- [GIVEN RECORDS]:

# # # #

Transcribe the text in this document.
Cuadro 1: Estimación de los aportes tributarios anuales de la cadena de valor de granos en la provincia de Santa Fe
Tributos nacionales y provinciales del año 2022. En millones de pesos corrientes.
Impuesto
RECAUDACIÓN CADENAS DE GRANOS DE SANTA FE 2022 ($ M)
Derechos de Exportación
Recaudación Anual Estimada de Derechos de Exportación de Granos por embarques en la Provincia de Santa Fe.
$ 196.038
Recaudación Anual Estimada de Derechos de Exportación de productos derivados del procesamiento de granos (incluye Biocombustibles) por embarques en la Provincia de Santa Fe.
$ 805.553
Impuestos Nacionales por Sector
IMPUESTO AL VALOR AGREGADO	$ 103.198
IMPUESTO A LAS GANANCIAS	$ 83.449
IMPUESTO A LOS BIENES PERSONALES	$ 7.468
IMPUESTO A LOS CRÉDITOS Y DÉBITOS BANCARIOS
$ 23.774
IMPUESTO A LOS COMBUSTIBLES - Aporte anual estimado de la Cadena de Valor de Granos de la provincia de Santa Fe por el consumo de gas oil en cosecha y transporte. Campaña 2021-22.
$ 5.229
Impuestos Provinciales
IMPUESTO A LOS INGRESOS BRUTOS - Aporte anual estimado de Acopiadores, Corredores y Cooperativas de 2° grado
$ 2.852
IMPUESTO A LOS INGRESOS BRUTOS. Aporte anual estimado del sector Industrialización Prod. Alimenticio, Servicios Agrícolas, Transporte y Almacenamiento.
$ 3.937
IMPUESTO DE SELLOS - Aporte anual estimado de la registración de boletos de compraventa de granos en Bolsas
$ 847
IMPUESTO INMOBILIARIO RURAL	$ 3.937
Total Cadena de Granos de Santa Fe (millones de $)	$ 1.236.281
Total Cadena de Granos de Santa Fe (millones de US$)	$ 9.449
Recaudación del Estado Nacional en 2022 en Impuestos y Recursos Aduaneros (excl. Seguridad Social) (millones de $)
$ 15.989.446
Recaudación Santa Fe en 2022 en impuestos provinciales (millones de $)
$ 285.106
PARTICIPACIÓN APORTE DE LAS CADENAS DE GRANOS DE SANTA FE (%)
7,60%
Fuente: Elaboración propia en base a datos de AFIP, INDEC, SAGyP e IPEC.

# # # #

- [TASK BRIEF]: Retype the listing exactly, in full.

- [THE RESPONSE]:
Transcribe the text in this document.
Cuadro 1: Estimación de los aportes tributarios anuales de la cadena de valor de granos en la provincia de Santa Fe
Tributos nacionales y provinciales del año 2022. En millones de pesos corrientes.
Impuesto
RECAUDACIÓN CADENAS DE GRANOS DE SANTA FE 2022 ($ M)
Derechos de Exportación
Recaudación Anual Estimada de Derechos de Exportación de Granos por embarques en la Provincia de Santa Fe.
$ 196.038
Recaudación Anual Estimada de Derechos de Exportación de productos derivados del procesamiento de granos (incluye Biocombustibles) por embarques en la Provincia de Santa Fe.
$ 805.553
Impuestos Nacionales por Sector
IMPUESTO AL VALOR AGREGADO	$ 103.198
IMPUESTO A LAS GANANCIAS	$ 83.449
IMPUESTO A LOS BIENES PERSONALES	$ 7.468
IMPUESTO A LOS CRÉDITOS Y DÉBITOS BANCARIOS
$ 23.774
IMPUESTO A LOS COMBUSTIBLES - Aporte anual estimado de la Cadena de Valor de Granos de la provincia de Santa Fe por el consumo de gas oil en cosecha y transporte. Campaña 2021-22.
$ 5.229
Impuestos Provinciales
IMPUESTO A LOS INGRESOS BRUTOS - Aporte anual estimado de Acopiadores, Corredores y Cooperativas de 2° grado
$ 2.852
IMPUESTO A LOS INGRESOS BRUTOS. Aporte anual estimado del sector Industrialización Prod. Alimenticio, Servicios Agrícolas, Transporte y Almacenamiento.
$ 3.937
IMPUESTO DE SELLOS - Aporte anual estimado de la registración de boletos de compraventa de granos en Bolsas
$ 847
IMPUESTO INMOBILIARIO RURAL	$ 3.937
Total Cadena de Granos de Santa Fe (millones de $)	$ 1.236.281
Total Cadena de Granos de Santa Fe (millones de US$)	$ 9.449
Recaudación del Estado Nacional en 2022 en Impuestos y Recursos Aduaneros (excl. Seguridad Social) (millones de $)
$ 15.989.446
Recaudación Santa Fe en 2022 en impuestos provinciales (millones de $)
$ 285.106
PARTICIPACIÓN APORTE DE LAS CADENAS DE GRANOS DE SANTA FE (%)
7,60%
Fuente: Elaboración propia en base a datos de AFIP, INDEC, SAGyP e IPEC.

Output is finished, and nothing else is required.